» **DATA RECORDS**

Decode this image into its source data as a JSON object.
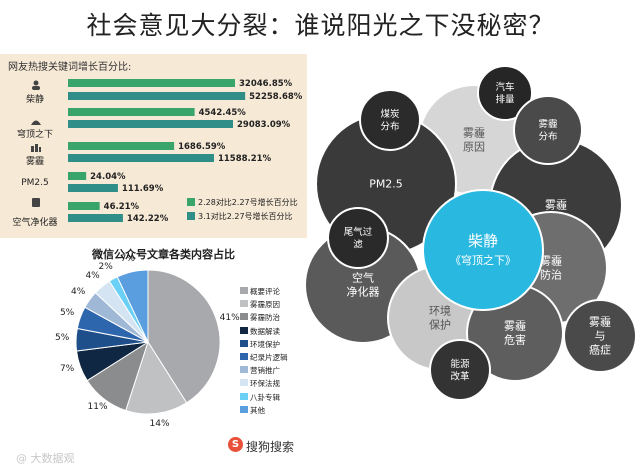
{
  "title": "社会意见大分裂：谁说阳光之下没秘密？",
  "chart_data": [
    {
      "type": "bar",
      "title": "网友热搜关键词增长百分比:",
      "categories": [
        "柴静",
        "穹顶之下",
        "雾霾",
        "PM2.5",
        "空气净化器"
      ],
      "series": [
        {
          "name": "2.28对比2.27号增长百分比",
          "color": "#3aa56a",
          "values": [
            32046.85,
            4542.45,
            1686.59,
            24.04,
            46.21
          ]
        },
        {
          "name": "3.1对比2.27号增长百分比",
          "color": "#2f8f88",
          "values": [
            52258.68,
            29083.09,
            11588.21,
            111.69,
            142.22
          ]
        }
      ],
      "labels": [
        [
          "32046.85%",
          "52258.68%"
        ],
        [
          "4542.45%",
          "29083.09%"
        ],
        [
          "1686.59%",
          "11588.21%"
        ],
        [
          "24.04%",
          "111.69%"
        ],
        [
          "46.21%",
          "142.22%"
        ]
      ],
      "legend": [
        "2.28对比2.27号增长百分比",
        "3.1对比2.27号增长百分比"
      ]
    },
    {
      "type": "pie",
      "title": "微信公众号文章各类内容占比",
      "slices": [
        {
          "label": "概要评论",
          "value": 41,
          "color": "#a7a9ac"
        },
        {
          "label": "雾霾原因",
          "value": 14,
          "color": "#bfc1c3"
        },
        {
          "label": "雾霾防治",
          "value": 11,
          "color": "#8a8c8e"
        },
        {
          "label": "数据解读",
          "value": 7,
          "color": "#0f2742"
        },
        {
          "label": "环境保护",
          "value": 5,
          "color": "#1f4f8a"
        },
        {
          "label": "纪录片逻辑",
          "value": 5,
          "color": "#2e66ad"
        },
        {
          "label": "营销推广",
          "value": 4,
          "color": "#9fb8d6"
        },
        {
          "label": "环保法规",
          "value": 4,
          "color": "#d5e4f2"
        },
        {
          "label": "八卦专辑",
          "value": 2,
          "color": "#6ad0f5"
        },
        {
          "label": "其他",
          "value": 7,
          "color": "#5a9ee0"
        }
      ],
      "pct_labels": [
        "41%",
        "14%",
        "11%",
        "7%",
        "5%",
        "5%",
        "4%",
        "4%",
        "2%",
        "7%"
      ]
    },
    {
      "type": "bubble",
      "center": {
        "line1": "柴静",
        "line2": "《穹顶之下》"
      },
      "nodes": [
        {
          "text": [
            "煤炭",
            "分布"
          ],
          "color": "#2b2b2b"
        },
        {
          "text": [
            "汽车",
            "排量"
          ],
          "color": "#262626"
        },
        {
          "text": [
            "雾霾",
            "原因"
          ],
          "color": "#d6d6d6"
        },
        {
          "text": [
            "雾霾",
            "分布"
          ],
          "color": "#4a4a4a"
        },
        {
          "text": [
            "PM2.5"
          ],
          "color": "#3a3a3a"
        },
        {
          "text": [
            "雾霾"
          ],
          "color": "#3c3c3c"
        },
        {
          "text": [
            "尾气过",
            "滤"
          ],
          "color": "#2a2a2a"
        },
        {
          "text": [
            "空气",
            "净化器"
          ],
          "color": "#5a5a5a"
        },
        {
          "text": [
            "雾霾",
            "防治"
          ],
          "color": "#6e6e6e"
        },
        {
          "text": [
            "环境",
            "保护"
          ],
          "color": "#c8c8c8"
        },
        {
          "text": [
            "雾霾",
            "危害"
          ],
          "color": "#5e5e5e"
        },
        {
          "text": [
            "能源",
            "改革"
          ],
          "color": "#333333"
        },
        {
          "text": [
            "雾霾",
            "与",
            "癌症"
          ],
          "color": "#4a4a4a"
        }
      ]
    }
  ],
  "brand": {
    "logo": "S",
    "text": "搜狗搜索"
  },
  "watermark": "@ 大数据观"
}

» **TO DO**
Without the pictures, output the full listing exactly as it stands.

» **SOLUTION FOR THIS TASK**
Decode this image into its source data as a JSON object.
{
  "title": "社会意见大分裂：谁说阳光之下没秘密？",
  "chart_data": [
    {
      "type": "bar",
      "title": "网友热搜关键词增长百分比:",
      "categories": [
        "柴静",
        "穹顶之下",
        "雾霾",
        "PM2.5",
        "空气净化器"
      ],
      "series": [
        {
          "name": "2.28对比2.27号增长百分比",
          "color": "#3aa56a",
          "values": [
            32046.85,
            4542.45,
            1686.59,
            24.04,
            46.21
          ]
        },
        {
          "name": "3.1对比2.27号增长百分比",
          "color": "#2f8f88",
          "values": [
            52258.68,
            29083.09,
            11588.21,
            111.69,
            142.22
          ]
        }
      ],
      "labels": [
        [
          "32046.85%",
          "52258.68%"
        ],
        [
          "4542.45%",
          "29083.09%"
        ],
        [
          "1686.59%",
          "11588.21%"
        ],
        [
          "24.04%",
          "111.69%"
        ],
        [
          "46.21%",
          "142.22%"
        ]
      ],
      "legend": [
        "2.28对比2.27号增长百分比",
        "3.1对比2.27号增长百分比"
      ]
    },
    {
      "type": "pie",
      "title": "微信公众号文章各类内容占比",
      "slices": [
        {
          "label": "概要评论",
          "value": 41,
          "color": "#a7a9ac"
        },
        {
          "label": "雾霾原因",
          "value": 14,
          "color": "#bfc1c3"
        },
        {
          "label": "雾霾防治",
          "value": 11,
          "color": "#8a8c8e"
        },
        {
          "label": "数据解读",
          "value": 7,
          "color": "#0f2742"
        },
        {
          "label": "环境保护",
          "value": 5,
          "color": "#1f4f8a"
        },
        {
          "label": "纪录片逻辑",
          "value": 5,
          "color": "#2e66ad"
        },
        {
          "label": "营销推广",
          "value": 4,
          "color": "#9fb8d6"
        },
        {
          "label": "环保法规",
          "value": 4,
          "color": "#d5e4f2"
        },
        {
          "label": "八卦专辑",
          "value": 2,
          "color": "#6ad0f5"
        },
        {
          "label": "其他",
          "value": 7,
          "color": "#5a9ee0"
        }
      ],
      "pct_labels": [
        "41%",
        "14%",
        "11%",
        "7%",
        "5%",
        "5%",
        "4%",
        "4%",
        "2%",
        "7%"
      ]
    },
    {
      "type": "bubble",
      "center": {
        "line1": "柴静",
        "line2": "《穹顶之下》"
      },
      "nodes": [
        {
          "text": [
            "煤炭",
            "分布"
          ],
          "color": "#2b2b2b"
        },
        {
          "text": [
            "汽车",
            "排量"
          ],
          "color": "#262626"
        },
        {
          "text": [
            "雾霾",
            "原因"
          ],
          "color": "#d6d6d6"
        },
        {
          "text": [
            "雾霾",
            "分布"
          ],
          "color": "#4a4a4a"
        },
        {
          "text": [
            "PM2.5"
          ],
          "color": "#3a3a3a"
        },
        {
          "text": [
            "雾霾"
          ],
          "color": "#3c3c3c"
        },
        {
          "text": [
            "尾气过",
            "滤"
          ],
          "color": "#2a2a2a"
        },
        {
          "text": [
            "空气",
            "净化器"
          ],
          "color": "#5a5a5a"
        },
        {
          "text": [
            "雾霾",
            "防治"
          ],
          "color": "#6e6e6e"
        },
        {
          "text": [
            "环境",
            "保护"
          ],
          "color": "#c8c8c8"
        },
        {
          "text": [
            "雾霾",
            "危害"
          ],
          "color": "#5e5e5e"
        },
        {
          "text": [
            "能源",
            "改革"
          ],
          "color": "#333333"
        },
        {
          "text": [
            "雾霾",
            "与",
            "癌症"
          ],
          "color": "#4a4a4a"
        }
      ]
    }
  ],
  "brand": {
    "logo": "S",
    "text": "搜狗搜索"
  },
  "watermark": "@ 大数据观"
}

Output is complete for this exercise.